• _Written request_:
Please return the full listing below without altering anything.
--- Start of Data for this exercise ---
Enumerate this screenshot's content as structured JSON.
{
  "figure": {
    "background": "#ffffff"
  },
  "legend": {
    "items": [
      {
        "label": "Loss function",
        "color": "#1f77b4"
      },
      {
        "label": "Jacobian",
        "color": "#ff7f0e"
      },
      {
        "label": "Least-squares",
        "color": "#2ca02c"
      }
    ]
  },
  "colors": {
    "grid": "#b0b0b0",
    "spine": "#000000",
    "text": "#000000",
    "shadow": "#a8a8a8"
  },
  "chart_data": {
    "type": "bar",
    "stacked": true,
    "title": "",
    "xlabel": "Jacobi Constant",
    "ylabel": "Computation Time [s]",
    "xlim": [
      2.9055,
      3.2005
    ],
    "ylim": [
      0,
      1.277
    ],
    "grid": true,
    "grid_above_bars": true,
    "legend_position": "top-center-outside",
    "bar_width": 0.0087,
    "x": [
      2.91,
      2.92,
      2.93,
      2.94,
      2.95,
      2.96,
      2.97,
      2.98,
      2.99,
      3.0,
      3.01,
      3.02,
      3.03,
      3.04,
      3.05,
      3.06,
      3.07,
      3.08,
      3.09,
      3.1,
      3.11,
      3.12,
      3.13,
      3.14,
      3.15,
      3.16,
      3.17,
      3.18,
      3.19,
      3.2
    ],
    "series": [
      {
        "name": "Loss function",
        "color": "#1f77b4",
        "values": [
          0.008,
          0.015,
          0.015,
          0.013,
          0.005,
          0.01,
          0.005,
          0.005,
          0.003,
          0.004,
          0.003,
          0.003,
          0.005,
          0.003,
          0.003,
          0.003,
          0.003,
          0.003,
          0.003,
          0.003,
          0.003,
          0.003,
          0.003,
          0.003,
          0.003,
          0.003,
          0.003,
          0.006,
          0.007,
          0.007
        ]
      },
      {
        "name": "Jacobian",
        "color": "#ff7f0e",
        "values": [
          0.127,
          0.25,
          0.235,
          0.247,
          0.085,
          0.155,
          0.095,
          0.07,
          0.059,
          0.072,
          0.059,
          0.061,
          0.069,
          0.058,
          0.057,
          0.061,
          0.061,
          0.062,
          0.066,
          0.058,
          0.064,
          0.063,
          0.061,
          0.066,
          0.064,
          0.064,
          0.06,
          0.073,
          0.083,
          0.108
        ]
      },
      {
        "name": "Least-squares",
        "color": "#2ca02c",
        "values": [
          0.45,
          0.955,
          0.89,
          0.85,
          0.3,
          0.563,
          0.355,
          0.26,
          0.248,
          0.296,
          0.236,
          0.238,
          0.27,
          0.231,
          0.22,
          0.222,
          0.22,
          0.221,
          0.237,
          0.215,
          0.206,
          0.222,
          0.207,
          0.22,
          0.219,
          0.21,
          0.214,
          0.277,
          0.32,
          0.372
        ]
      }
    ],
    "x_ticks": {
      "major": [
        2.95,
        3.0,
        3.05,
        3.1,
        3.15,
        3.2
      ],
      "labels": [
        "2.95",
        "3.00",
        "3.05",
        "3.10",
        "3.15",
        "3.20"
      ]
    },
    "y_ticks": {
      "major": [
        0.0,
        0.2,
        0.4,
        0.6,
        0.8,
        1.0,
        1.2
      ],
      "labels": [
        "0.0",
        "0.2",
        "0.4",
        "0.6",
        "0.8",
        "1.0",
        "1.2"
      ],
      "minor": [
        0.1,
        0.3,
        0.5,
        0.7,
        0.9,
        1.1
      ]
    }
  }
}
--- End of Data for this exercise ---
• _Worked solution_:
Enumerate this screenshot's content as structured JSON.
{
  "figure": {
    "background": "#ffffff"
  },
  "legend": {
    "items": [
      {
        "label": "Loss function",
        "color": "#1f77b4"
      },
      {
        "label": "Jacobian",
        "color": "#ff7f0e"
      },
      {
        "label": "Least-squares",
        "color": "#2ca02c"
      }
    ]
  },
  "colors": {
    "grid": "#b0b0b0",
    "spine": "#000000",
    "text": "#000000",
    "shadow": "#a8a8a8"
  },
  "chart_data": {
    "type": "bar",
    "stacked": true,
    "title": "",
    "xlabel": "Jacobi Constant",
    "ylabel": "Computation Time [s]",
    "xlim": [
      2.9055,
      3.2005
    ],
    "ylim": [
      0,
      1.277
    ],
    "grid": true,
    "grid_above_bars": true,
    "legend_position": "top-center-outside",
    "bar_width": 0.0087,
    "x": [
      2.91,
      2.92,
      2.93,
      2.94,
      2.95,
      2.96,
      2.97,
      2.98,
      2.99,
      3.0,
      3.01,
      3.02,
      3.03,
      3.04,
      3.05,
      3.06,
      3.07,
      3.08,
      3.09,
      3.1,
      3.11,
      3.12,
      3.13,
      3.14,
      3.15,
      3.16,
      3.17,
      3.18,
      3.19,
      3.2
    ],
    "series": [
      {
        "name": "Loss function",
        "color": "#1f77b4",
        "values": [
          0.008,
          0.015,
          0.015,
          0.013,
          0.005,
          0.01,
          0.005,
          0.005,
          0.003,
          0.004,
          0.003,
          0.003,
          0.005,
          0.003,
          0.003,
          0.003,
          0.003,
          0.003,
          0.003,
          0.003,
          0.003,
          0.003,
          0.003,
          0.003,
          0.003,
          0.003,
          0.003,
          0.006,
          0.007,
          0.007
        ]
      },
      {
        "name": "Jacobian",
        "color": "#ff7f0e",
        "values": [
          0.127,
          0.25,
          0.235,
          0.247,
          0.085,
          0.155,
          0.095,
          0.07,
          0.059,
          0.072,
          0.059,
          0.061,
          0.069,
          0.058,
          0.057,
          0.061,
          0.061,
          0.062,
          0.066,
          0.058,
          0.064,
          0.063,
          0.061,
          0.066,
          0.064,
          0.064,
          0.06,
          0.073,
          0.083,
          0.108
        ]
      },
      {
        "name": "Least-squares",
        "color": "#2ca02c",
        "values": [
          0.45,
          0.955,
          0.89,
          0.85,
          0.3,
          0.563,
          0.355,
          0.26,
          0.248,
          0.296,
          0.236,
          0.238,
          0.27,
          0.231,
          0.22,
          0.222,
          0.22,
          0.221,
          0.237,
          0.215,
          0.206,
          0.222,
          0.207,
          0.22,
          0.219,
          0.21,
          0.214,
          0.277,
          0.32,
          0.372
        ]
      }
    ],
    "x_ticks": {
      "major": [
        2.95,
        3.0,
        3.05,
        3.1,
        3.15,
        3.2
      ],
      "labels": [
        "2.95",
        "3.00",
        "3.05",
        "3.10",
        "3.15",
        "3.20"
      ]
    },
    "y_ticks": {
      "major": [
        0.0,
        0.2,
        0.4,
        0.6,
        0.8,
        1.0,
        1.2
      ],
      "labels": [
        "0.0",
        "0.2",
        "0.4",
        "0.6",
        "0.8",
        "1.0",
        "1.2"
      ],
      "minor": [
        0.1,
        0.3,
        0.5,
        0.7,
        0.9,
        1.1
      ]
    }
  }
}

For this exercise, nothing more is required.